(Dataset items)
★ ★ ★ ★ ★ ★ ★

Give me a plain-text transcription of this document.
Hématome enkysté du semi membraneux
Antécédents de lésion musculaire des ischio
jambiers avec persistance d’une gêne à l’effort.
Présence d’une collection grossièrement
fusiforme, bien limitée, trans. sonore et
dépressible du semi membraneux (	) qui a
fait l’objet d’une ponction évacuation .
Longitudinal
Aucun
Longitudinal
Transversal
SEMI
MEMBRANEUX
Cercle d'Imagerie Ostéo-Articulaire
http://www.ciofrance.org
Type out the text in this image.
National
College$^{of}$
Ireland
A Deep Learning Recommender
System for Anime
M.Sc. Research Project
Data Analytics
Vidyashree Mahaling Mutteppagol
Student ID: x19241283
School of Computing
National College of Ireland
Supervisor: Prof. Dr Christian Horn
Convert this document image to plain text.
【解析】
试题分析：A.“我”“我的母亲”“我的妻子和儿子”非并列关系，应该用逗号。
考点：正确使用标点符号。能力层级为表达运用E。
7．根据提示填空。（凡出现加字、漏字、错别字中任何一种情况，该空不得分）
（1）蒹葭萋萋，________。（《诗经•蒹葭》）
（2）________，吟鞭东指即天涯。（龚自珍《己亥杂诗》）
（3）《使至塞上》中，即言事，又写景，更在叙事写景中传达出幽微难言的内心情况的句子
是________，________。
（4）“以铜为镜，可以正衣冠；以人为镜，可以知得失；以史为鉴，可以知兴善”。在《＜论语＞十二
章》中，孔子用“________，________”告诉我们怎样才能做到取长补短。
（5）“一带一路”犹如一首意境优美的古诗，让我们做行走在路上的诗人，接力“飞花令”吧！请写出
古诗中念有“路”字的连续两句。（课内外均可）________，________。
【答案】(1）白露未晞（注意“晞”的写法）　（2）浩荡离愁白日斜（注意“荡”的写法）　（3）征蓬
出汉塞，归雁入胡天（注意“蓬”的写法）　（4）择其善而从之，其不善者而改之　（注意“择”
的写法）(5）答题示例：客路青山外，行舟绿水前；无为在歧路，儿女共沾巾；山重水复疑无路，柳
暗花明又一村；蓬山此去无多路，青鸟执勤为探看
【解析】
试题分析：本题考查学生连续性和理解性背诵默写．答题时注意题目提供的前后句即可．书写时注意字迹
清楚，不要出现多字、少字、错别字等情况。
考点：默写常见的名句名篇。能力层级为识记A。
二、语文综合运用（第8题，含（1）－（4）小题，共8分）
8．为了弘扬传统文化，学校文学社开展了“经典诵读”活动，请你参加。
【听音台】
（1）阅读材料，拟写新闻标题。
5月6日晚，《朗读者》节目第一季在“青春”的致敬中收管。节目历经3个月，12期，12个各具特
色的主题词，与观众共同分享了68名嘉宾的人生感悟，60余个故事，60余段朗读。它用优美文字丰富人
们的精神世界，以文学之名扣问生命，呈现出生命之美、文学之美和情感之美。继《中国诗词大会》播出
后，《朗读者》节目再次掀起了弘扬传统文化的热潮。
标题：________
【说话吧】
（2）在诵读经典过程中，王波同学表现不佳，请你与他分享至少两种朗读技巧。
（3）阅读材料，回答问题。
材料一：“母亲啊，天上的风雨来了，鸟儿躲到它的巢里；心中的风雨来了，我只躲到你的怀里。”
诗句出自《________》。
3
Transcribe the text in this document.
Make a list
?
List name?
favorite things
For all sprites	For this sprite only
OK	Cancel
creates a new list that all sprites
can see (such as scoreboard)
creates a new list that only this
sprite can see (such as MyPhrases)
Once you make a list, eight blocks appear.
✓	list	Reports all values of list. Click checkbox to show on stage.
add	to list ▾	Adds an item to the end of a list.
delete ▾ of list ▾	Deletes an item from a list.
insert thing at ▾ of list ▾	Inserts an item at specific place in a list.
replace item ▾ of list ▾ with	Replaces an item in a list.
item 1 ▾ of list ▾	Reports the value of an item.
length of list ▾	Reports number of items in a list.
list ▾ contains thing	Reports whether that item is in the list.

★ ★ ★ ★ ★ ★ ★

→ **GIVEN PROBLEM**
Repeat the material above in full, exactly as it stands.

→ **COMPLETE RESPONSE**
Give me a plain-text transcription of this document.
Hématome enkysté du semi membraneux
Antécédents de lésion musculaire des ischio
jambiers avec persistance d’une gêne à l’effort.
Présence d’une collection grossièrement
fusiforme, bien limitée, trans. sonore et
dépressible du semi membraneux (	) qui a
fait l’objet d’une ponction évacuation .
Longitudinal
Aucun
Longitudinal
Transversal
SEMI
MEMBRANEUX
Cercle d'Imagerie Ostéo-Articulaire
http://www.ciofrance.org
Type out the text in this image.
National
College$^{of}$
Ireland
A Deep Learning Recommender
System for Anime
M.Sc. Research Project
Data Analytics
Vidyashree Mahaling Mutteppagol
Student ID: x19241283
School of Computing
National College of Ireland
Supervisor: Prof. Dr Christian Horn
Convert this document image to plain text.
【解析】
试题分析：A.“我”“我的母亲”“我的妻子和儿子”非并列关系，应该用逗号。
考点：正确使用标点符号。能力层级为表达运用E。
7．根据提示填空。（凡出现加字、漏字、错别字中任何一种情况，该空不得分）
（1）蒹葭萋萋，________。（《诗经•蒹葭》）
（2）________，吟鞭东指即天涯。（龚自珍《己亥杂诗》）
（3）《使至塞上》中，即言事，又写景，更在叙事写景中传达出幽微难言的内心情况的句子
是________，________。
（4）“以铜为镜，可以正衣冠；以人为镜，可以知得失；以史为鉴，可以知兴善”。在《＜论语＞十二
章》中，孔子用“________，________”告诉我们怎样才能做到取长补短。
（5）“一带一路”犹如一首意境优美的古诗，让我们做行走在路上的诗人，接力“飞花令”吧！请写出
古诗中念有“路”字的连续两句。（课内外均可）________，________。
【答案】(1）白露未晞（注意“晞”的写法）　（2）浩荡离愁白日斜（注意“荡”的写法）　（3）征蓬
出汉塞，归雁入胡天（注意“蓬”的写法）　（4）择其善而从之，其不善者而改之　（注意“择”
的写法）(5）答题示例：客路青山外，行舟绿水前；无为在歧路，儿女共沾巾；山重水复疑无路，柳
暗花明又一村；蓬山此去无多路，青鸟执勤为探看
【解析】
试题分析：本题考查学生连续性和理解性背诵默写．答题时注意题目提供的前后句即可．书写时注意字迹
清楚，不要出现多字、少字、错别字等情况。
考点：默写常见的名句名篇。能力层级为识记A。
二、语文综合运用（第8题，含（1）－（4）小题，共8分）
8．为了弘扬传统文化，学校文学社开展了“经典诵读”活动，请你参加。
【听音台】
（1）阅读材料，拟写新闻标题。
5月6日晚，《朗读者》节目第一季在“青春”的致敬中收管。节目历经3个月，12期，12个各具特
色的主题词，与观众共同分享了68名嘉宾的人生感悟，60余个故事，60余段朗读。它用优美文字丰富人
们的精神世界，以文学之名扣问生命，呈现出生命之美、文学之美和情感之美。继《中国诗词大会》播出
后，《朗读者》节目再次掀起了弘扬传统文化的热潮。
标题：________
【说话吧】
（2）在诵读经典过程中，王波同学表现不佳，请你与他分享至少两种朗读技巧。
（3）阅读材料，回答问题。
材料一：“母亲啊，天上的风雨来了，鸟儿躲到它的巢里；心中的风雨来了，我只躲到你的怀里。”
诗句出自《________》。
3
Transcribe the text in this document.
Make a list
?
List name?
favorite things
For all sprites	For this sprite only
OK	Cancel
creates a new list that all sprites
can see (such as scoreboard)
creates a new list that only this
sprite can see (such as MyPhrases)
Once you make a list, eight blocks appear.
✓	list	Reports all values of list. Click checkbox to show on stage.
add	to list ▾	Adds an item to the end of a list.
delete ▾ of list ▾	Deletes an item from a list.
insert thing at ▾ of list ▾	Inserts an item at specific place in a list.
replace item ▾ of list ▾ with	Replaces an item in a list.
item 1 ▾ of list ▾	Reports the value of an item.
length of list ▾	Reports number of items in a list.
list ▾ contains thing	Reports whether that item is in the list.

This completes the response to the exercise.